● Exercise brief
From the entries that follow, gather each line holding the word "Kodyfikacyjnej".

● Data

* Start *

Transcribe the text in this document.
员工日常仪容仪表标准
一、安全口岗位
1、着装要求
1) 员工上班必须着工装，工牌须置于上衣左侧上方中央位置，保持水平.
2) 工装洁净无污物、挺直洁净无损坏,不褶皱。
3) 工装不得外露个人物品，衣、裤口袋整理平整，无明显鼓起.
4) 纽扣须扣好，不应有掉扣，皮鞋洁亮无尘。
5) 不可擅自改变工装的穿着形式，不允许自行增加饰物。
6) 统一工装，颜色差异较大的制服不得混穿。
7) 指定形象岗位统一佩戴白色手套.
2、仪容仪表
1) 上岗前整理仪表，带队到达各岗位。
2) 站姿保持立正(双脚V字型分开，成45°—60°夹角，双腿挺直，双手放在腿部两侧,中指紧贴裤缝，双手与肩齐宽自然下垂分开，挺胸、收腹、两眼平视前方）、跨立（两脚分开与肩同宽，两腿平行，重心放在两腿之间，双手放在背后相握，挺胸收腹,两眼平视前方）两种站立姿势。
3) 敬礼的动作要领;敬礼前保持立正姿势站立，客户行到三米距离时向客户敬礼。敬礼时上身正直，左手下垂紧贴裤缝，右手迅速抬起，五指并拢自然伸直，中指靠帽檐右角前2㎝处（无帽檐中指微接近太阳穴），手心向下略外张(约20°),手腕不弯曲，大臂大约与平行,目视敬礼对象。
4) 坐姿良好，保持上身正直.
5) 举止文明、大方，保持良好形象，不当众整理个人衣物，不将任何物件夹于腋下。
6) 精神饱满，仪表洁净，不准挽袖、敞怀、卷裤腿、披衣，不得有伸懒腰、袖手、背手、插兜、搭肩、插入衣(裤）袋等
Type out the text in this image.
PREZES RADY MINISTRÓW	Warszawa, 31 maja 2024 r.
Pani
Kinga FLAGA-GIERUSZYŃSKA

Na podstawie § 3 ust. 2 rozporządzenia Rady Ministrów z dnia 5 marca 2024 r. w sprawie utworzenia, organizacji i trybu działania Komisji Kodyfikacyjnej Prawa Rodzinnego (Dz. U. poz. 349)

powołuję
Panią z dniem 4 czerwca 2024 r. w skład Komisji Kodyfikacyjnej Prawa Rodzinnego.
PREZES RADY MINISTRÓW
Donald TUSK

* End *

● Output of the task
Na podstawie § 3 ust. 2 rozporządzenia Rady Ministrów z dnia 5 marca 2024 r. w sprawie utworzenia, organizacji i trybu działania Komisji Kodyfikacyjnej Prawa Rodzinnego (Dz. U. poz. 349)
Panią z dniem 4 czerwca 2024 r. w skład Komisji Kodyfikacyjnej Prawa Rodzinnego.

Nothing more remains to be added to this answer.